:: Material for the task ::
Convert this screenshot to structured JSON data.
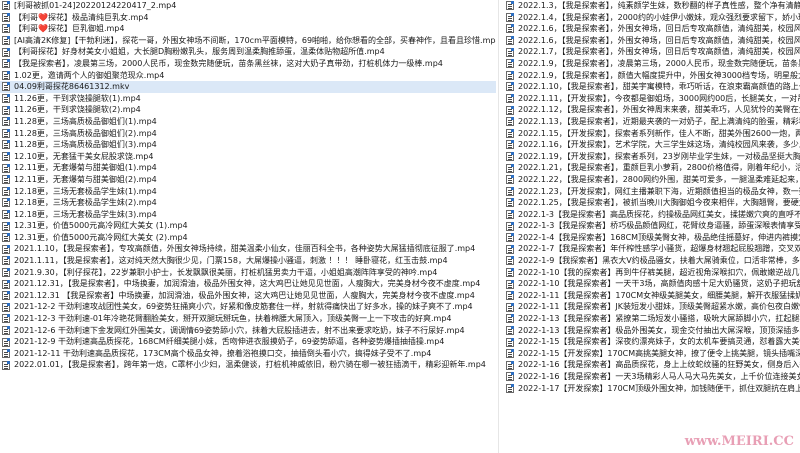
{
  "left_files": [
    "[利哥被抓01-24]20220124220417_2.mp4",
    "【利哥❤️探花】极品清纯巨乳女.mp4",
    "【利哥❤️探花】巨乳御姐.mp4",
    "[AI高清2K修复]【干勃利迷】，探花一哥，外围女神场不间断，170cm平面模特，69啪啪，给你想看的全部，买春神作，且看且珍惜.mp4",
    "【利哥探花】好身材美女小姐姐，大长腿D胸粉嫩乳头，服务周到温柔胸推舔蛋，温柔体贴物超所值.mp4",
    "【我是探索者】，凌晨第三场，2000人民币，现金数完随便玩，苗条黑丝袜，这对大奶子真带劲，打桩机体力一级棒.mp4",
    "1.02更，邀请两个人的御姐聚范现众.mp4",
    "04.09利哥探花86461312.mkv",
    "11.26更，干到求饶操腿软(1).mp4",
    "11.26更，干到求饶操腿软(2).mp4",
    "11.28更，三场高质极品御姐们(1).mp4",
    "11.28更，三场高质极品御姐们(2).mp4",
    "11.28更，三场高质极品御姐们(3).mp4",
    "12.10更，无套猛干美女屁股求饶.mp4",
    "12.11更，无套爆菊与甜美御姐(1).mp4",
    "12.11更，无套爆菊与甜美御姐(2).mp4",
    "12.18更，三场无套极品学生妹(1).mp4",
    "12.18更，三场无套极品学生妹(2).mp4",
    "12.18更，三场无套极品学生妹(3).mp4",
    "12.31更，价值5000元高冷网红大美女 (1).mp4",
    "12.31更，价值5000元高冷网红大美女 (2).mp4",
    "2021.1.10，【我是探索者】，专攻高颜值，外围女神场持续，甜美温柔小仙女，佳丽百科全书，各种姿势大屌猛插彻底征服了.mp4",
    "2021.1.11，【我是探索者】，这对纯天然大胸很少见，门票158，大屌爆操小骚逼，刺激 ！！！ 睡卧寝花，红玉击鼓.mp4",
    "2021.9.30，【利仔探花】，22岁兼职小护士，长发飘飘很美丽，打桩机猛男卖力干逼，小姐姐高潮阵阵享受的神吟.mp4",
    "2021.12.31，【我是探索者】，中场换妻，加润滑油，极品外围女神，这大鸡巴让她见见世面，人瘦胸大，完美身材今夜不虚度.mp4",
    "2021.12.31 【我是探索者】中场换妻，加润滑油，极品外围女神，这大鸡巴让她见见世面，人瘦胸大，完美身材今夜不虚度.mp4",
    "2021-12-2 干劲利速攻战团性美女，69姿势狂捅爽小穴，好紧和像皮筋套住一样，射就得痛快出了好多水，操的妹子爽不了.mp4",
    "2021-12-3 干劲利速-01年冷艳花臂翻脸美女，掰开双腿玩掰玩鱼，扶着棉腰大屌顶入，顶级美臀一上一下攻击的好爽.mp4",
    "2021-12-6 干劲利速下金发网红外围美女，调调情69姿势舔小穴，抹着大屁股插进去，射不出来要求吃奶，妹子不行尿好.mp4",
    "2021-12-9 干劲利速高品质探花，168CM纤细美腿小妹，舌吻伸进衣服摸奶子，69姿势舔逼，各种姿势爆插抽插操.mp4",
    "2021-12-11 干劲利速高品质探花，173CM高个极品女神，撩着浴袍摸口交，抽插倒头看小穴，搞得妹子受不了.mp4",
    "2022.01.01，【我是探索者】，跨年第一炮，C罩杯小少妇，温柔健谈，打桩机神威依旧，粉穴骑在哪一被狂插滴干，精彩迎新年.mp4"
  ],
  "right_files": [
    "2022.1.3，【我是探索者】，纯素颜学生妹，数秒翻的样子真性感，整个净有清静，一",
    "2022.1.4，【我是探索者】，2000约的小娃伊小嫩妹，观众强烈要求留下，娇小玲珑还",
    "2022.1.6，【我是探索者】，外围女神场，回日后专攻高颜值，清纯甜美，校园风小",
    "2022.1.6，【我是探索者】，外围女神场，回日后专攻高颜值，清纯甜美，校园风小",
    "2022.1.7，【我是探索者】，外围女神场，回日后专攻高颜值，清纯甜美，校园风小",
    "2022.1.9，【我是探索者】，凌晨第三场，2000人民币，现金数完随便玩，苗条黑丝",
    "2022.1.9，【我是探索者】，颜值大幅度提升中，外围女神3000档专场，明星般大美",
    "2022.1.10，【我是探索者】，甜美宇寓模特，乖巧听话，在浪束霸高颜值的路上一发",
    "2022.1.11，【开发探索】，今夜都是御姐场，3000网约00后，长腿美女，一对吊钟大",
    "2022.1.12，【我是探索者】，外围女神周末来袭，甜美乖巧，人见犹怜的美臀在大骗",
    "2022.1.13，【我是探索者】，近期最夹袭的一对奶子，配上满清纯的脸蛋，精彩程度再度",
    "2022.1.15，【开发探索】，探索者系列新作，佳人不断，甜美外围2600一炮，两大女",
    "2022.1.16，【开发探索】，艺术学院，大三学生妹这场，清纯校园风来袭，多少人的",
    "2022.1.19，【开发探索】，探索者系列，23岁刚毕业学生妹，一对极品坚挺大胸，好",
    "2022.1.21，【我是探索者】，重颜巨乳小萝莉，2800价格值得，刚着年纪小，活不错",
    "2022.1.22，【我是探索者】，2800网约外围，甜美可爱多，一腿温柔难延起来，白衣托",
    "2022.1.23，【开发探索】，网红主播兼职下海，近期颜值担当的极品女神，数一数二",
    "2022.1.25，【我是探索者】，被抓当晚川大胸御姐今夜来相伴，大胸翘臀，要硬大哥",
    "2022.1-3【我是探索者】高品质探花，约操极品网红美女，揉搓嫩穴爽的直呼不要",
    "2022-1-3【我是探索者】桥巧极品颜值网红，花臂纹身逼骚，舔蛋深喉表情享受，发猫",
    "2022-1-4【我是探索者】168CM顶级美臀女神，极品绝佳摇墓好，伸进内裤摸穴，掰起说",
    "2022-1-7【我是探索者】年仟榨性感学小骚货，超爆身材翘起屁股翘蹭，交叉双腿后入",
    "2022-1-9【我探索者】黑衣大V约极品骚女，扶着大屌骑乘位，口活非常棒，多毛骚穴",
    "2022-1-10【我的探索者】再到牛仔裤美腿，超近视角深喉扣穴，佩敢嫩逆战几下就爽射",
    "2022-1-10【我是探索者】一天干3场，高颜值肉感十足大奶骚货，这奶子把玩舒爽，舔吸",
    "2022-1-11【我是探索者】170CM女神级美腿美女，细腰美腿，解开衣服猛揉奶，双腿扛",
    "2022-1-11【我是探索者】JK装短发小甜妹，顶级美臀超紧水嫩，高价包夜白嫩性感尊",
    "2022-1-13【我是探索者】紧撩第二场短发小骚搭，吸吮大屌舔脚小穴，扛起腿狠爽",
    "2022-1-13【我是探索者】极品外围美女，现金交付抽出大屌深喉，顶顶深插多毛骚",
    "2022-1-15【我是探索者】深夜约漂亮妹子，女的太机车要搞灵通，怼着露大美性骚抽",
    "2022-1-15【开发探索】170CM高挑美腿女神，撩了便令上挑美腿，镜头插嘴深喉，顶",
    "2022-1-16【我是探索者】高品质探花，身上上纹蛇纹骚的狂野美女，侧身后入往上干穿",
    "2022-1-16【我是探索者】一天3场精彩人马人马大马先美女，上千价位连接美女大性",
    "2022-1-17【开发探索】170CM顶级外围女神，加钱随便干，抓住双腿抗在肩上，"
  ],
  "watermark": "www.MEIRI.CC"
}
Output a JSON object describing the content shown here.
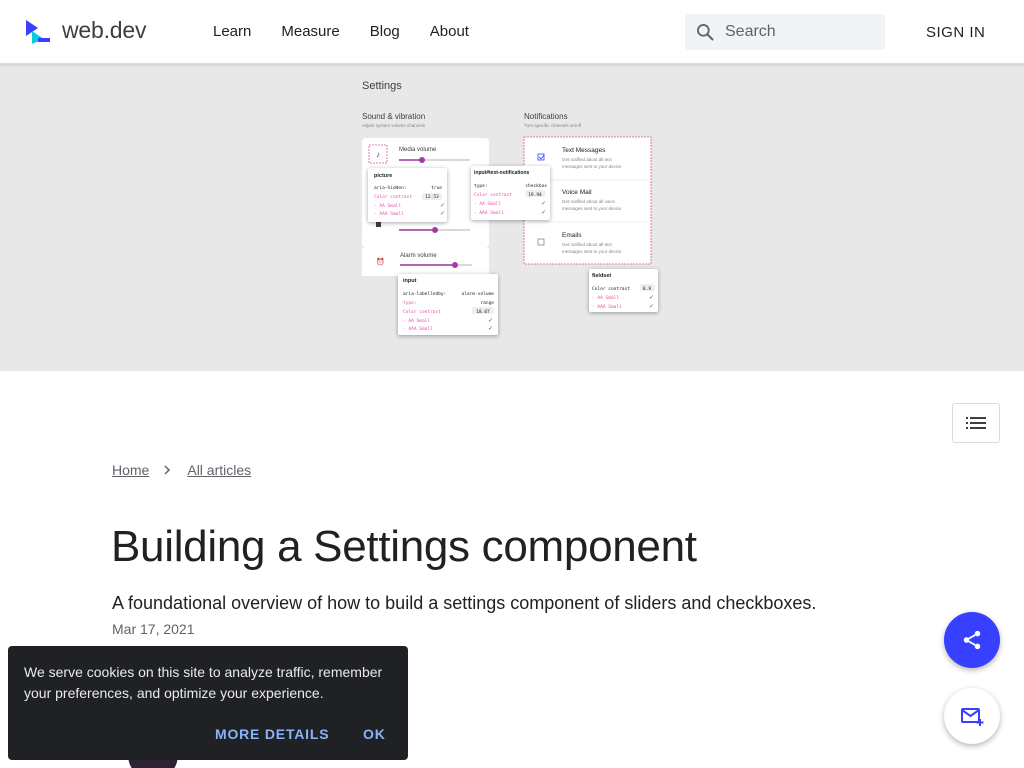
{
  "header": {
    "logo_text": "web.dev",
    "nav": [
      "Learn",
      "Measure",
      "Blog",
      "About"
    ],
    "search_placeholder": "Search",
    "signin_label": "SIGN IN"
  },
  "hero": {
    "heading": "Settings",
    "sound_title": "Sound & vibration",
    "sound_sub": "Adjust system volume channels",
    "notif_title": "Notifications",
    "notif_sub": "Turn specific channels on/off",
    "media_label": "Media volume",
    "alarm_label": "Alarm volume",
    "notif_items": [
      {
        "title": "Text Messages",
        "desc1": "Get notified about all text",
        "desc2": "messages sent to your device"
      },
      {
        "title": "Voice Mail",
        "desc1": "Get notified about all voice",
        "desc2": "messages sent to your device"
      },
      {
        "title": "Emails",
        "desc1": "Get notified about all text",
        "desc2": "messages sent to your device"
      }
    ],
    "tip_picture": {
      "title": "picture",
      "k1": "aria-hidden:",
      "v1": "true",
      "k2": "Color contrast",
      "v2": "12.53",
      "k3": "- AA Small",
      "k4": "- AAA Small"
    },
    "tip_text_notif": {
      "title": "input#text-notifications",
      "k1": "type:",
      "v1": "checkbox",
      "k2": "Color contrast",
      "v2": "19.94",
      "k3": "- AA Small",
      "k4": "- AAA Small"
    },
    "tip_input": {
      "title": "input",
      "k1": "aria-labelledby:",
      "v1": "alarm-volume",
      "k2": "type:",
      "v2": "range",
      "k3": "Color contrast",
      "v3": "18.07",
      "k4": "- AA Small",
      "k5": "- AAA Small"
    },
    "tip_fieldset": {
      "title": "fieldset",
      "k1": "Color contrast",
      "v1": "8.9",
      "k2": "- AA Small",
      "k3": "- AAA Small"
    },
    "colors": {
      "accent": "#a23ca4",
      "pink": "#e94da9",
      "check": "#188038"
    }
  },
  "breadcrumb": {
    "home": "Home",
    "all_articles": "All articles"
  },
  "article": {
    "title": "Building a Settings component",
    "subtitle": "A foundational overview of how to build a settings component of sliders and checkboxes.",
    "date": "Mar 17, 2021"
  },
  "cookie": {
    "text": "We serve cookies on this site to analyze traffic, remember your preferences, and optimize your experience.",
    "more_label": "MORE DETAILS",
    "ok_label": "OK"
  },
  "icons": {
    "logo": "webdev-logo-icon",
    "search": "search-icon",
    "toc": "list-icon",
    "chevron": "chevron-right-icon",
    "share": "share-icon",
    "mail": "mail-add-icon"
  },
  "colors": {
    "brand_blue": "#3740ff",
    "logo_cyan": "#00c9db",
    "cookie_bg": "#202124",
    "cookie_link": "#8ab4f8"
  }
}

:: What the task asks ::
Return a copy of every line that includes the word "JSON".

:: Correct response ::
Convert this screenshot to structured JSON data.
Output a JSON object describing the content shown here.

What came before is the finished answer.